Dataset records ::
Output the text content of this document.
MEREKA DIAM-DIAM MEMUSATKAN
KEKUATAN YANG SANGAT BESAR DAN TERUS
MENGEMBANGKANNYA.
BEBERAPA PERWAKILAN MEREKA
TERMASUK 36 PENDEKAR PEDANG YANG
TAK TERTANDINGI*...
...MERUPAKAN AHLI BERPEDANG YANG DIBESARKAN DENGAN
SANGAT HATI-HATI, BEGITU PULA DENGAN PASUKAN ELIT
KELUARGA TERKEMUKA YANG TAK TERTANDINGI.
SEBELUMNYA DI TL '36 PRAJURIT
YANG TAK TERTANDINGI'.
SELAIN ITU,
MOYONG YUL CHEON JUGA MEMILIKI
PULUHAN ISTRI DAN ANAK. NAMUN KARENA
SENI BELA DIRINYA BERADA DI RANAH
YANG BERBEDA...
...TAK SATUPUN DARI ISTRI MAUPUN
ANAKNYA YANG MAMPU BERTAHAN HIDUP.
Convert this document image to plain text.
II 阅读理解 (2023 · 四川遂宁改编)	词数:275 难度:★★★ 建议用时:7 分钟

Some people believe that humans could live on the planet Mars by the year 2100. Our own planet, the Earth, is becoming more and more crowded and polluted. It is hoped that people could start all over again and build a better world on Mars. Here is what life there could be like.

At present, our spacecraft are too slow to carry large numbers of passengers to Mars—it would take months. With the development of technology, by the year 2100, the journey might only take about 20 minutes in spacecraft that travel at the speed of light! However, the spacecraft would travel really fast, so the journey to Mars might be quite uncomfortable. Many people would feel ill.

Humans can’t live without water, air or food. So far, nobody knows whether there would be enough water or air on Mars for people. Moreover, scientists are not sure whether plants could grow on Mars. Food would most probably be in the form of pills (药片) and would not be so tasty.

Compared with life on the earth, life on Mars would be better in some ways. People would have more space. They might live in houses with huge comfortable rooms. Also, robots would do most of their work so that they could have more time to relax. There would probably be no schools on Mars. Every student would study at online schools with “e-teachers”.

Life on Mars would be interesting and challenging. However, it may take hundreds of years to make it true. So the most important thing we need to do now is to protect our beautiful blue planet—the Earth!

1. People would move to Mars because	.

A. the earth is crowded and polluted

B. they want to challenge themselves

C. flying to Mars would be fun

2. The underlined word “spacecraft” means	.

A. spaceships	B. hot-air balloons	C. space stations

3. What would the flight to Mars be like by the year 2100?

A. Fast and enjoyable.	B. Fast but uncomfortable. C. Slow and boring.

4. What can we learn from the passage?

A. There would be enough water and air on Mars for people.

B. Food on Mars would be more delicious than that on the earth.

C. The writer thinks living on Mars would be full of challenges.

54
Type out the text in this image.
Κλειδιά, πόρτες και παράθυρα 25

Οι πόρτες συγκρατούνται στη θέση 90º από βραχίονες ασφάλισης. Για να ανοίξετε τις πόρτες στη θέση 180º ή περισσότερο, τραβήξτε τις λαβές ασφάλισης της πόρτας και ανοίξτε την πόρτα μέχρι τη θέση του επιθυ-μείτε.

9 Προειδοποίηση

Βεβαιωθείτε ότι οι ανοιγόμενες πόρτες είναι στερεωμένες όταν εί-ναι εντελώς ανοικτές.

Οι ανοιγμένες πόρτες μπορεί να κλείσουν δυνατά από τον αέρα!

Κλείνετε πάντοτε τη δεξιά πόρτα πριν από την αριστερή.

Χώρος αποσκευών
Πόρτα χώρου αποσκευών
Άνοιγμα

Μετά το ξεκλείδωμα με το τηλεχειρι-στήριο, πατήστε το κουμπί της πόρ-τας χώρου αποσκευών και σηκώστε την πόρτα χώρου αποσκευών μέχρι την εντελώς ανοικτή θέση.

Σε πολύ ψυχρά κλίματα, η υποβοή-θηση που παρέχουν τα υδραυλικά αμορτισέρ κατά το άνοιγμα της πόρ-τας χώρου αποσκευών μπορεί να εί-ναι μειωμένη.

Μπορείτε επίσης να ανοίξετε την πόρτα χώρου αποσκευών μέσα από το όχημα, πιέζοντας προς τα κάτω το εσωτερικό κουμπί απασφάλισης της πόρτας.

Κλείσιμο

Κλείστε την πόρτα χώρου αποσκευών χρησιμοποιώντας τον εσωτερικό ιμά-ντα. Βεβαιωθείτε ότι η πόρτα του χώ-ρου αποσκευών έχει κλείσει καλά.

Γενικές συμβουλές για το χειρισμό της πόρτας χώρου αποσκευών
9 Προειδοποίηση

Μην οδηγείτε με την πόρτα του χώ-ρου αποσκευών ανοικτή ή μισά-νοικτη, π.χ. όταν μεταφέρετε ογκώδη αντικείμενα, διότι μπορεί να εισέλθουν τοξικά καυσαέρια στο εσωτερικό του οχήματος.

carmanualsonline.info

To be done :: Find all lines with "TERTANDINGI" in them and copy each one.

Exercise output ::
TAK TERTANDINGI*...
KELUARGA TERKEMUKA YANG TAK TERTANDINGI.
YANG TAK TERTANDINGI'.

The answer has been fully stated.